> _Selected excerpt_
=======

Azure Active Directory authentication

You can authenticate HTTP requests by using the Bearer authentication scheme with a token acquired from Azure Active Directory (Azure AD). You must transmit these requests over Transport Layer Security (TLS).

Prerequisites

You must assign the principal that's used to request an Azure AD token to one of the applicable Azure App Configuration roles.

Provide each request with all HTTP headers required for authentication. Here's the minimum requirement:

Request header Description
Authorization Authentication information required by the Bearer scheme.

Example:

Host: {myconfig}.azconfig.io
Authorization: Bearer {{AadToken}}

Azure AD token acquisition

Before acquiring an Azure AD token, you must identify what user you want to authenticate as, what audience you're requesting the token for, and what Azure AD endpoint (authority) to use.

Audience

Request the Azure AD token with a proper audience. For Azure App Configuration, use one of the following audiences. The audience can also be referred to as the resource that the token is being requested for.

=======

> _Required tasks_
[A] Return the stretch from "Azure AD token acquisition" through "being requested for." of the Azure AD authentication text, copied word for word.
[B] Continue the Azure AD authentication text from its final sentence onward.

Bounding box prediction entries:

=======

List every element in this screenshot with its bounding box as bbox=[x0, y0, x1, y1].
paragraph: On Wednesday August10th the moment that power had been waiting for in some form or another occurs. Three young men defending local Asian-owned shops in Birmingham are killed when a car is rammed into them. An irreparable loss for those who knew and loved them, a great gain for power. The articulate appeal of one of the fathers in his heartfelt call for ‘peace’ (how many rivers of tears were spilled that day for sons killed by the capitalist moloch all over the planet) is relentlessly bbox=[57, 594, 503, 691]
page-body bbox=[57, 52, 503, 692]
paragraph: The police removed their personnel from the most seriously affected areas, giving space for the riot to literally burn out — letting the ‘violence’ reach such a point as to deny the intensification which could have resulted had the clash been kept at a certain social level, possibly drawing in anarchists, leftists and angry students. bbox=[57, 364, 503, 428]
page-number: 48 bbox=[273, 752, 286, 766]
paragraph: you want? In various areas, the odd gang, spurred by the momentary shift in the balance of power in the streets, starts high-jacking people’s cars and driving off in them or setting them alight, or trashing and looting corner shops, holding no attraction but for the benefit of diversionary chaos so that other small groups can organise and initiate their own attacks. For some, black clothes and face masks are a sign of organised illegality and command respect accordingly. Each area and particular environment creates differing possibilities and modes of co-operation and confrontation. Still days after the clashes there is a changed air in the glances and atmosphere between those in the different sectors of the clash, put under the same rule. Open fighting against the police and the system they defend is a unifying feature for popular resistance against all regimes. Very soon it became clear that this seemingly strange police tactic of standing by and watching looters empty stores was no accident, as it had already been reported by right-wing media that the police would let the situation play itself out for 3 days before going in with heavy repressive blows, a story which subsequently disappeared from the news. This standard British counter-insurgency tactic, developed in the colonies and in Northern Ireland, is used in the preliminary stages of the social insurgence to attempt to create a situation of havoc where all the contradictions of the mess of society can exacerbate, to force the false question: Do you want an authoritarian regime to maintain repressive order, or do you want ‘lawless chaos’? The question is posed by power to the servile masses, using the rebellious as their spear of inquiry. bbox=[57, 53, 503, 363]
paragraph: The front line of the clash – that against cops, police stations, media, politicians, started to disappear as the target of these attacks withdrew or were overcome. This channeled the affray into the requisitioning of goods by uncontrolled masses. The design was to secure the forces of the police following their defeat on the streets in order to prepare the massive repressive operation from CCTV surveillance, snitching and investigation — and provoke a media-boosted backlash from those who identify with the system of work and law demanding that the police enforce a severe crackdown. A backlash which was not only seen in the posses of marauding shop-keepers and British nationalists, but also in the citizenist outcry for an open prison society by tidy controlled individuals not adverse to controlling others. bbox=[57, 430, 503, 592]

=======

> _Answers given_
[A]
Azure AD token acquisition

Before acquiring an Azure AD token, you must identify what user you want to authenticate as, what audience you're requesting the token for, and what Azure AD endpoint (authority) to use.

Audience

Request the Azure AD token with a proper audience. For Azure App Configuration, use one of the following audiences. The audience can also be referred to as the resource that the token is being requested for.

[B]
  • {configurationStoreName}.azconfig.io
  • *.azconfig.io

Important

When the audience requested is {configurationStoreName}.azconfig.io, it must exactly match the Host request header (case sensitive) used to send the request.

Azure AD authority

The Azure AD authority is the endpoint you use for acquiring an Azure AD token. It's in the form of https://login.microsoftonline.com/{tenantId}. The {tenantId} segment refers to the Azure AD tenant ID to which the user or application who is trying to authenticate belongs.

Authentication libraries

Azure provides a set of libraries, called Azure Active Directory Authentication Libraries, to simplify the process of acquiring an Azure AD token. Azure builds these libraries for multiple languages. For more information, see the documentation.

Errors

You might encounter the following errors.

HTTP/1.1 401 Unauthorized
WWW-Authenticate: HMAC-SHA256, Bearer

Reason: You haven't provided the authorization request header with the Bearer scheme.

Solution: Provide a valid Authorization HTTP request header.

HTTP/1.1 401 Unauthorized
WWW-Authenticate: HMAC-SHA256, Bearer error="invalid_token", error_description="Authorization token failed validation"

Reason: The Azure AD token isn't valid.

Solution: Acquire an Azure AD token from the Azure AD authority, and ensure that you've used the proper audience.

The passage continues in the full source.